Your task is to locate every line holding the string "John" and to copy each of them.

..........

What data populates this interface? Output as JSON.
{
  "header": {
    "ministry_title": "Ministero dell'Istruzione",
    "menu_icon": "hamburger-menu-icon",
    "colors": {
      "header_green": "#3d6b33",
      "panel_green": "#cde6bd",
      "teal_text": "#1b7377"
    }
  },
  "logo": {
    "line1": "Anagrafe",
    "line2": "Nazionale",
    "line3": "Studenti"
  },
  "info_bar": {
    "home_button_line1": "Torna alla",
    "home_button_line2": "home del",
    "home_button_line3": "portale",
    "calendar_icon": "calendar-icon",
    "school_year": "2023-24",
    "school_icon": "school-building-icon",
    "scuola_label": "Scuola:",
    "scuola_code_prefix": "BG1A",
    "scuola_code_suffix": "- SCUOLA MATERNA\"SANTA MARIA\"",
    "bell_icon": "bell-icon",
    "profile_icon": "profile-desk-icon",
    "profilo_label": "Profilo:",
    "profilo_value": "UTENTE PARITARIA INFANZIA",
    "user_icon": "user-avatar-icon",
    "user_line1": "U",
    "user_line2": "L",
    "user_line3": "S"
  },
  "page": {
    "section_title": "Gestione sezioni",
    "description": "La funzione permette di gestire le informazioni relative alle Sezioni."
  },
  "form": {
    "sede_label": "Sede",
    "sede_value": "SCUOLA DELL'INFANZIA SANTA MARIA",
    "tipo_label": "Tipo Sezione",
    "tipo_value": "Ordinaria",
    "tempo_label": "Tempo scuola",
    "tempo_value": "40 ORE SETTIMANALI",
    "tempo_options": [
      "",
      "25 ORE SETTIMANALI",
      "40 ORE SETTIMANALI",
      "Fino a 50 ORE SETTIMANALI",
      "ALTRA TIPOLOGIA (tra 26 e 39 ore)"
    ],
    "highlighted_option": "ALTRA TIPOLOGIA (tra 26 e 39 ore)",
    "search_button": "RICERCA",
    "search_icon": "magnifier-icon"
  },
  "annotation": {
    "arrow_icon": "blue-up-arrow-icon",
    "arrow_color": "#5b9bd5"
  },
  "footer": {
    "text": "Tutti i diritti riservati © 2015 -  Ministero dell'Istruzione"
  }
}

..........

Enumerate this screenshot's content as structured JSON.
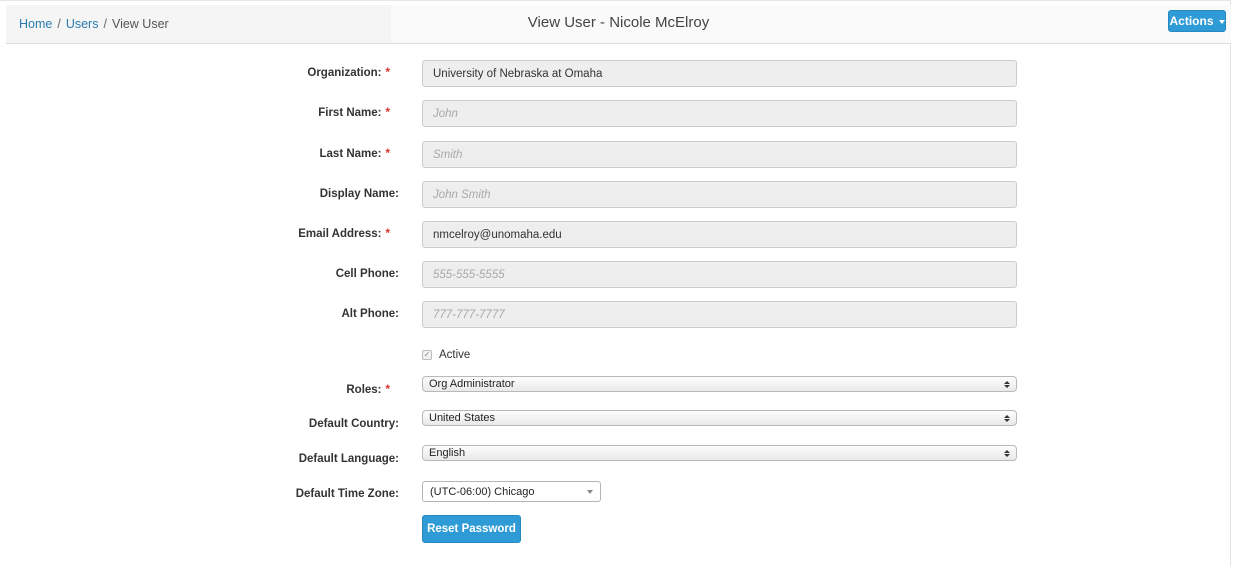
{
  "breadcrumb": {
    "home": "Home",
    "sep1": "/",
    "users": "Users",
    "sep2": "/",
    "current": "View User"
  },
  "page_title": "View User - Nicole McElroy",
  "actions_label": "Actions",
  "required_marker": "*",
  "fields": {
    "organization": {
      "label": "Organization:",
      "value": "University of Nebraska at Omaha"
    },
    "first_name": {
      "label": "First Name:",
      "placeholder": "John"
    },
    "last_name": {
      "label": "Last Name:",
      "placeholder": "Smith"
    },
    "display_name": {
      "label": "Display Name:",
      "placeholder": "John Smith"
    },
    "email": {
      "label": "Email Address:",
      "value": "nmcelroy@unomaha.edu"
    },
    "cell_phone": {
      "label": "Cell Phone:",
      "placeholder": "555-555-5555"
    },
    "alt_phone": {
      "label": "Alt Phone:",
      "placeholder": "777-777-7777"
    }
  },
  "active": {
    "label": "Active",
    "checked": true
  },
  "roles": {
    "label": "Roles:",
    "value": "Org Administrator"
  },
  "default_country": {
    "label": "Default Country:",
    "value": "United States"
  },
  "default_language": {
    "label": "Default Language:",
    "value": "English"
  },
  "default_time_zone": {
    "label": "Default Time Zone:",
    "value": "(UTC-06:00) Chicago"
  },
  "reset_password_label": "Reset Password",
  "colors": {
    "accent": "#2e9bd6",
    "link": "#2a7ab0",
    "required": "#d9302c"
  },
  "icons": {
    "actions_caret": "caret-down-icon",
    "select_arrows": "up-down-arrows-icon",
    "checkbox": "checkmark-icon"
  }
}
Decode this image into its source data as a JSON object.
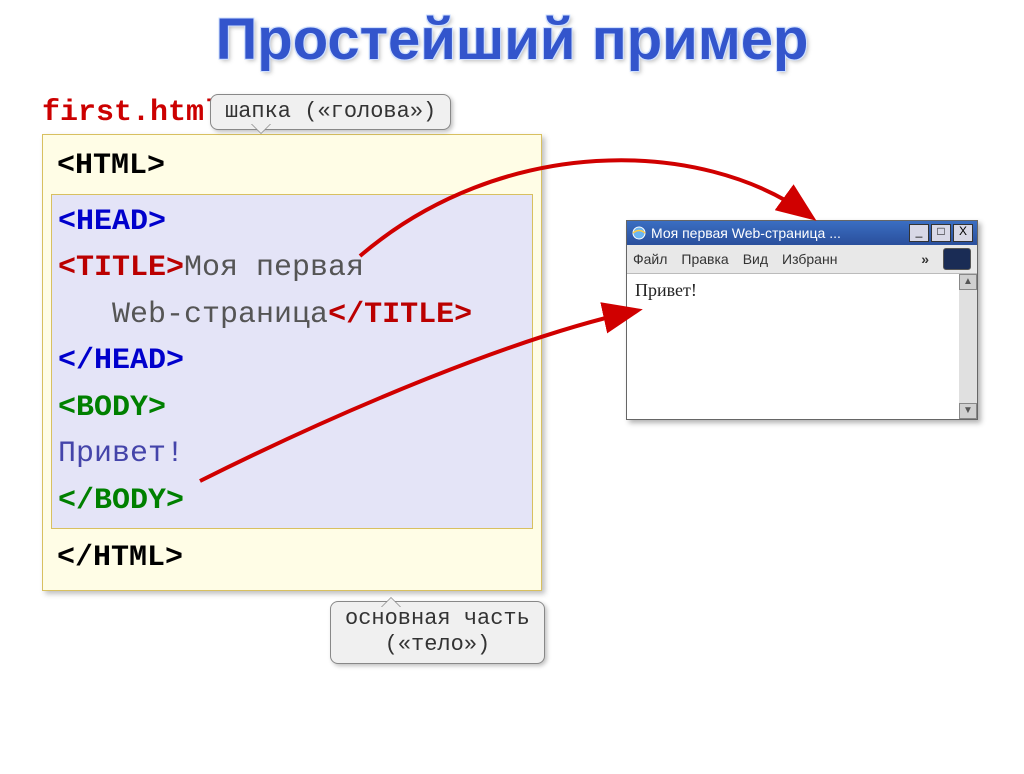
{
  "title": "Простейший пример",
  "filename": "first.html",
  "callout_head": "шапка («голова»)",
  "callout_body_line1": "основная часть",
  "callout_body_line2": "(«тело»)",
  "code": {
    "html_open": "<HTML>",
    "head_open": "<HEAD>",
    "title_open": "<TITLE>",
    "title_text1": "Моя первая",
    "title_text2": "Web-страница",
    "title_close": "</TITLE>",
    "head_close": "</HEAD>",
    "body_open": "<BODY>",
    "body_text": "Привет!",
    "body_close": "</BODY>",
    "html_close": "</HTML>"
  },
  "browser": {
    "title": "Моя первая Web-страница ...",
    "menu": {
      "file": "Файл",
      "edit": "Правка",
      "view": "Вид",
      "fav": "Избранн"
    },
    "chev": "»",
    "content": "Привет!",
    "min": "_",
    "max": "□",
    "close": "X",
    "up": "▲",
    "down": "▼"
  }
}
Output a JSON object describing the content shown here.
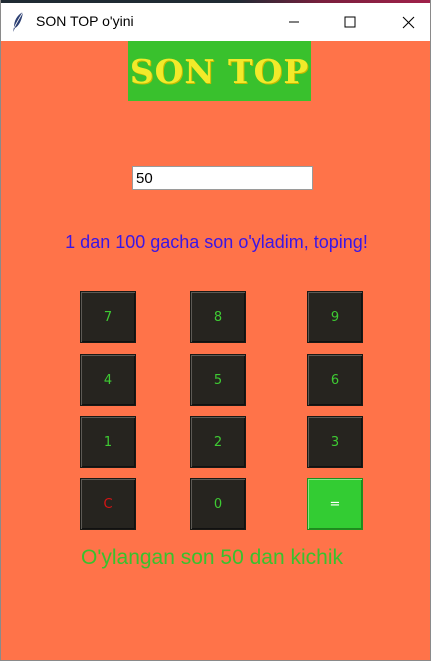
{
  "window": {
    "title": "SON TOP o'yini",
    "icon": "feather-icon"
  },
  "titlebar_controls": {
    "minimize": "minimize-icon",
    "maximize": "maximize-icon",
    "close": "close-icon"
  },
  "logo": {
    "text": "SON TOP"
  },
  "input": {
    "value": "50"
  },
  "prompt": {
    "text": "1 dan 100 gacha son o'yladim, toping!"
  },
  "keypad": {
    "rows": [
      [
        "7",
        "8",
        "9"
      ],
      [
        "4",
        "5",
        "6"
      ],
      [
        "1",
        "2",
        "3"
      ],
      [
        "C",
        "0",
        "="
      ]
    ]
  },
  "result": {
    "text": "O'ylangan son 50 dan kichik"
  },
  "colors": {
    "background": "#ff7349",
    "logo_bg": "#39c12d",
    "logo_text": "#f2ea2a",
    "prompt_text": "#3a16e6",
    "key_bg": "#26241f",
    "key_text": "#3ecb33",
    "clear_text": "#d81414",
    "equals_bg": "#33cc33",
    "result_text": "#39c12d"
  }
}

..........

• RESULT OF THIS TASK:
      "placeholder": "John"
      "placeholder": "John Smith"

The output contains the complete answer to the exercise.